Data entries:
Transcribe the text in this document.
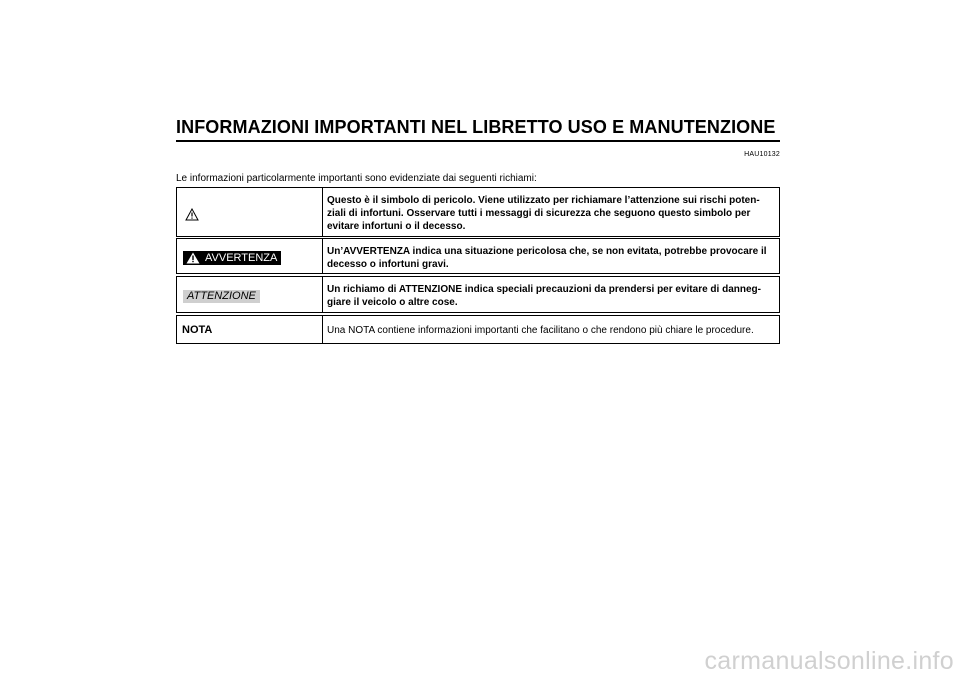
INFORMAZIONI IMPORTANTI NEL LIBRETTO USO E MANUTENZIONE
HAU10132
Le informazioni particolarmente importanti sono evidenziate dai seguenti richiami:
Questo è il simbolo di pericolo. Viene utilizzato per richiamare l’attenzione sui rischi poten-ziali di infortuni. Osservare tutti i messaggi di sicurezza che seguono questo simbolo per evitare infortuni o il decesso.
AVVERTENZA
Un’AVVERTENZA indica una situazione pericolosa che, se non evitata, potrebbe provocare il decesso o infortuni gravi.
ATTENZIONE
Un richiamo di ATTENZIONE indica speciali precauzioni da prendersi per evitare di danneg-giare il veicolo o altre cose.
NOTA	Una NOTA contiene informazioni importanti che facilitano o che rendono più chiare le procedure.
carmanualsonline.info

> **Problem to solve**
Quote every record above exactly, leaving out the pictures.

> **Result of the exercise**
Transcribe the text in this document.
INFORMAZIONI IMPORTANTI NEL LIBRETTO USO E MANUTENZIONE
HAU10132
Le informazioni particolarmente importanti sono evidenziate dai seguenti richiami:
Questo è il simbolo di pericolo. Viene utilizzato per richiamare l’attenzione sui rischi poten-ziali di infortuni. Osservare tutti i messaggi di sicurezza che seguono questo simbolo per evitare infortuni o il decesso.
AVVERTENZA
Un’AVVERTENZA indica una situazione pericolosa che, se non evitata, potrebbe provocare il decesso o infortuni gravi.
ATTENZIONE
Un richiamo di ATTENZIONE indica speciali precauzioni da prendersi per evitare di danneg-giare il veicolo o altre cose.
NOTA	Una NOTA contiene informazioni importanti che facilitano o che rendono più chiare le procedure.
carmanualsonline.info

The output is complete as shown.